(To do):
Exactly reproduce the entries, dropping any pictures from your copy.

[Start of Provided material]

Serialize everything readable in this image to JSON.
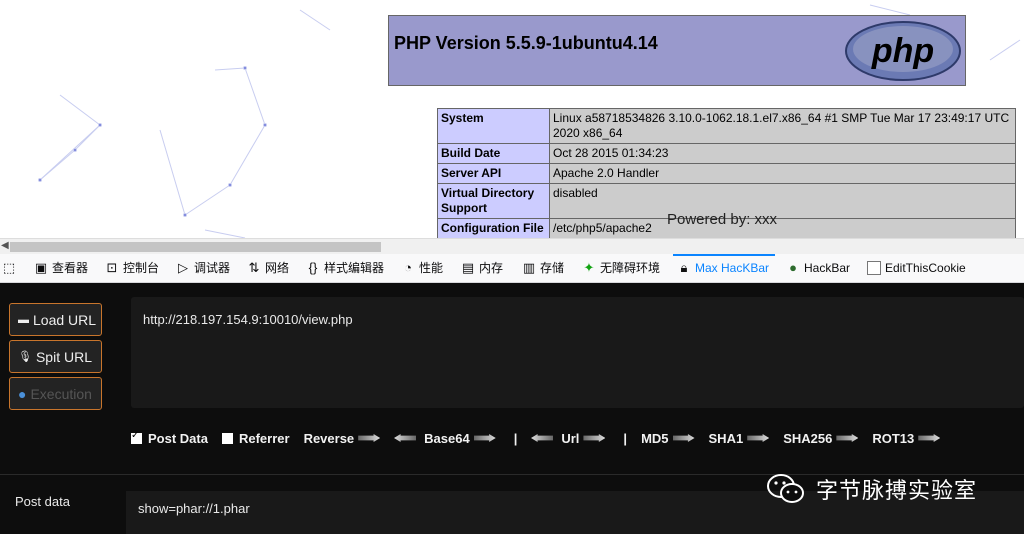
{
  "page": {
    "php_version": "PHP Version 5.5.9-1ubuntu4.14",
    "logo_text": "php",
    "info_rows": [
      {
        "key": "System",
        "value": "Linux a58718534826 3.10.0-1062.18.1.el7.x86_64 #1 SMP Tue Mar 17 23:49:17 UTC 2020 x86_64"
      },
      {
        "key": "Build Date",
        "value": "Oct 28 2015 01:34:23"
      },
      {
        "key": "Server API",
        "value": "Apache 2.0 Handler"
      },
      {
        "key": "Virtual Directory Support",
        "value": "disabled"
      },
      {
        "key": "Configuration File",
        "value": "/etc/php5/apache2"
      }
    ],
    "powered_by": "Powered by: xxx"
  },
  "devtools": {
    "tabs": [
      {
        "label": "查看器",
        "icon": "inspector-icon"
      },
      {
        "label": "控制台",
        "icon": "console-icon"
      },
      {
        "label": "调试器",
        "icon": "debugger-icon"
      },
      {
        "label": "网络",
        "icon": "network-icon"
      },
      {
        "label": "样式编辑器",
        "icon": "style-editor-icon"
      },
      {
        "label": "性能",
        "icon": "performance-icon"
      },
      {
        "label": "内存",
        "icon": "memory-icon"
      },
      {
        "label": "存储",
        "icon": "storage-icon"
      },
      {
        "label": "无障碍环境",
        "icon": "accessibility-icon"
      },
      {
        "label": "Max HacKBar",
        "icon": "hackbar-lock-icon"
      },
      {
        "label": "HackBar",
        "icon": "hackbar-icon"
      },
      {
        "label": "EditThisCookie",
        "icon": "cookie-icon"
      }
    ],
    "active_tab": "Max HacKBar",
    "accent": "#0a84ff"
  },
  "hackbar": {
    "buttons": {
      "load": "Load URL",
      "split": "Spit URL",
      "execute": "Execution"
    },
    "url": "http://218.197.154.9:10010/view.php",
    "options": {
      "post_data": "Post Data",
      "post_data_checked": true,
      "referrer": "Referrer",
      "referrer_checked": false,
      "reverse": "Reverse",
      "base64": "Base64",
      "sep1": "|",
      "url": "Url",
      "sep2": "|",
      "md5": "MD5",
      "sha1": "SHA1",
      "sha256": "SHA256",
      "rot13": "ROT13"
    },
    "post_label": "Post data",
    "post_value": "show=phar://1.phar",
    "border_color": "#c8752c"
  },
  "watermark": {
    "text": "字节脉搏实验室"
  }
}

[End of Provided material]

(Solution to this exercise):
Serialize everything readable in this image to JSON.
{
  "page": {
    "php_version": "PHP Version 5.5.9-1ubuntu4.14",
    "logo_text": "php",
    "info_rows": [
      {
        "key": "System",
        "value": "Linux a58718534826 3.10.0-1062.18.1.el7.x86_64 #1 SMP Tue Mar 17 23:49:17 UTC 2020 x86_64"
      },
      {
        "key": "Build Date",
        "value": "Oct 28 2015 01:34:23"
      },
      {
        "key": "Server API",
        "value": "Apache 2.0 Handler"
      },
      {
        "key": "Virtual Directory Support",
        "value": "disabled"
      },
      {
        "key": "Configuration File",
        "value": "/etc/php5/apache2"
      }
    ],
    "powered_by": "Powered by: xxx"
  },
  "devtools": {
    "tabs": [
      {
        "label": "查看器",
        "icon": "inspector-icon"
      },
      {
        "label": "控制台",
        "icon": "console-icon"
      },
      {
        "label": "调试器",
        "icon": "debugger-icon"
      },
      {
        "label": "网络",
        "icon": "network-icon"
      },
      {
        "label": "样式编辑器",
        "icon": "style-editor-icon"
      },
      {
        "label": "性能",
        "icon": "performance-icon"
      },
      {
        "label": "内存",
        "icon": "memory-icon"
      },
      {
        "label": "存储",
        "icon": "storage-icon"
      },
      {
        "label": "无障碍环境",
        "icon": "accessibility-icon"
      },
      {
        "label": "Max HacKBar",
        "icon": "hackbar-lock-icon"
      },
      {
        "label": "HackBar",
        "icon": "hackbar-icon"
      },
      {
        "label": "EditThisCookie",
        "icon": "cookie-icon"
      }
    ],
    "active_tab": "Max HacKBar",
    "accent": "#0a84ff"
  },
  "hackbar": {
    "buttons": {
      "load": "Load URL",
      "split": "Spit URL",
      "execute": "Execution"
    },
    "url": "http://218.197.154.9:10010/view.php",
    "options": {
      "post_data": "Post Data",
      "post_data_checked": true,
      "referrer": "Referrer",
      "referrer_checked": false,
      "reverse": "Reverse",
      "base64": "Base64",
      "sep1": "|",
      "url": "Url",
      "sep2": "|",
      "md5": "MD5",
      "sha1": "SHA1",
      "sha256": "SHA256",
      "rot13": "ROT13"
    },
    "post_label": "Post data",
    "post_value": "show=phar://1.phar",
    "border_color": "#c8752c"
  },
  "watermark": {
    "text": "字节脉搏实验室"
  }
}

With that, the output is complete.